Quote the records below verbatim, from their first line through the line containing "tip-title: 温馨提示： — [38, 1278, 169, 1308]", inclusive.

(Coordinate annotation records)
******

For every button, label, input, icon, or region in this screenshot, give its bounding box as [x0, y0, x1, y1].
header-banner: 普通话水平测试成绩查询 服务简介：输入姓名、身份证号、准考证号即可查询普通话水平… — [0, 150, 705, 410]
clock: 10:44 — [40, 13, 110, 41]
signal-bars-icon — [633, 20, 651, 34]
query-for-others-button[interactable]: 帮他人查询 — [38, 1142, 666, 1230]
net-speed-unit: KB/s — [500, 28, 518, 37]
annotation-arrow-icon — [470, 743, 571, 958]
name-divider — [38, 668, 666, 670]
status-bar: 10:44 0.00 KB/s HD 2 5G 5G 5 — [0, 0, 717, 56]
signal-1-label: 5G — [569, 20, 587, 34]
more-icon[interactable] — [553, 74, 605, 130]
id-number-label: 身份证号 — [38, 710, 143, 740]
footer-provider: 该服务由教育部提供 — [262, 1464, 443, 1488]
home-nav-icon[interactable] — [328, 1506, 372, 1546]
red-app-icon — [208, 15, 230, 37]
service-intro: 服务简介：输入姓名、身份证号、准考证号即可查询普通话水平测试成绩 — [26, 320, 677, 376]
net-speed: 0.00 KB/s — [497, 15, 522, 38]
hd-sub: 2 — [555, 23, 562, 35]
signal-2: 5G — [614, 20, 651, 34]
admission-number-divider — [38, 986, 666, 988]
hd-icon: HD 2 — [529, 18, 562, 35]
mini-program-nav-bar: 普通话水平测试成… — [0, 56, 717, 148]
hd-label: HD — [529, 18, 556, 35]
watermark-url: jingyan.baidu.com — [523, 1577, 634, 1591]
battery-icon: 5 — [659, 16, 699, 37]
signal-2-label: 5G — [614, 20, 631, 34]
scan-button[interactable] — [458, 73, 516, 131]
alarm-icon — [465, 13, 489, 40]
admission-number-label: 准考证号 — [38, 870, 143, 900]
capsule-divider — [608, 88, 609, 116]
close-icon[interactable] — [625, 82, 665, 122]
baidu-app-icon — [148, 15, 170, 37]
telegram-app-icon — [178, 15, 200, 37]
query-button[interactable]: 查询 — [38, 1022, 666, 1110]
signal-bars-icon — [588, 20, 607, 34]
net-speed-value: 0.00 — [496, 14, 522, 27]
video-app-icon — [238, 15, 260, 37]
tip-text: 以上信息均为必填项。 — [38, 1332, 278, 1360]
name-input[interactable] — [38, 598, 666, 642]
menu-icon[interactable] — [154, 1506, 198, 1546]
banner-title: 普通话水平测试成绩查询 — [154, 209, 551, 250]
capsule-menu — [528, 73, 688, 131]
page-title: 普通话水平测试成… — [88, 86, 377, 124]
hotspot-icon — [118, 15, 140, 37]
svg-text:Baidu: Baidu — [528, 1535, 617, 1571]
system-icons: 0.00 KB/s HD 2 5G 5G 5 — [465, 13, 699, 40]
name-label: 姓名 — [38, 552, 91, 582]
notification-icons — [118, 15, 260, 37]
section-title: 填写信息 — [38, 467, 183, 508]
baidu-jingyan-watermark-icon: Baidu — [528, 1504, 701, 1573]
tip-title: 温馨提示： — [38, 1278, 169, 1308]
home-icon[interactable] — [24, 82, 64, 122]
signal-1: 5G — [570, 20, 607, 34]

******

### FULL RESPONSE
For every button, label, input, icon, or region in this screenshot, give its bounding box as [x0, y0, x1, y1].
header-banner: 普通话水平测试成绩查询 服务简介：输入姓名、身份证号、准考证号即可查询普通话水平… — [0, 150, 705, 410]
clock: 10:44 — [40, 13, 110, 41]
signal-bars-icon — [633, 20, 651, 34]
query-for-others-button[interactable]: 帮他人查询 — [38, 1142, 666, 1230]
net-speed-unit: KB/s — [500, 28, 518, 37]
annotation-arrow-icon — [470, 743, 571, 958]
name-divider — [38, 668, 666, 670]
status-bar: 10:44 0.00 KB/s HD 2 5G 5G 5 — [0, 0, 717, 56]
signal-1-label: 5G — [569, 20, 587, 34]
more-icon[interactable] — [553, 74, 605, 130]
id-number-label: 身份证号 — [38, 710, 143, 740]
footer-provider: 该服务由教育部提供 — [262, 1464, 443, 1488]
home-nav-icon[interactable] — [328, 1506, 372, 1546]
red-app-icon — [208, 15, 230, 37]
service-intro: 服务简介：输入姓名、身份证号、准考证号即可查询普通话水平测试成绩 — [26, 320, 677, 376]
net-speed: 0.00 KB/s — [497, 15, 522, 38]
hd-sub: 2 — [555, 23, 562, 35]
signal-2: 5G — [614, 20, 651, 34]
admission-number-divider — [38, 986, 666, 988]
hd-icon: HD 2 — [529, 18, 562, 35]
mini-program-nav-bar: 普通话水平测试成… — [0, 56, 717, 148]
hd-label: HD — [529, 18, 556, 35]
watermark-url: jingyan.baidu.com — [523, 1577, 634, 1591]
battery-icon: 5 — [659, 16, 699, 37]
signal-2-label: 5G — [614, 20, 631, 34]
scan-button[interactable] — [458, 73, 516, 131]
alarm-icon — [465, 13, 489, 40]
admission-number-label: 准考证号 — [38, 870, 143, 900]
capsule-divider — [608, 88, 609, 116]
close-icon[interactable] — [625, 82, 665, 122]
baidu-app-icon — [148, 15, 170, 37]
telegram-app-icon — [178, 15, 200, 37]
query-button[interactable]: 查询 — [38, 1022, 666, 1110]
signal-bars-icon — [588, 20, 607, 34]
net-speed-value: 0.00 — [496, 14, 522, 27]
video-app-icon — [238, 15, 260, 37]
tip-text: 以上信息均为必填项。 — [38, 1332, 278, 1360]
name-input[interactable] — [38, 598, 666, 642]
menu-icon[interactable] — [154, 1506, 198, 1546]
banner-title: 普通话水平测试成绩查询 — [154, 209, 551, 250]
capsule-menu — [528, 73, 688, 131]
page-title: 普通话水平测试成… — [88, 86, 377, 124]
hotspot-icon — [118, 15, 140, 37]
svg-text:Baidu: Baidu — [528, 1535, 617, 1571]
system-icons: 0.00 KB/s HD 2 5G 5G 5 — [465, 13, 699, 40]
name-label: 姓名 — [38, 552, 91, 582]
notification-icons — [118, 15, 260, 37]
section-title: 填写信息 — [38, 467, 183, 508]
baidu-jingyan-watermark-icon: Baidu — [528, 1504, 701, 1573]
tip-title: 温馨提示： — [38, 1278, 169, 1308]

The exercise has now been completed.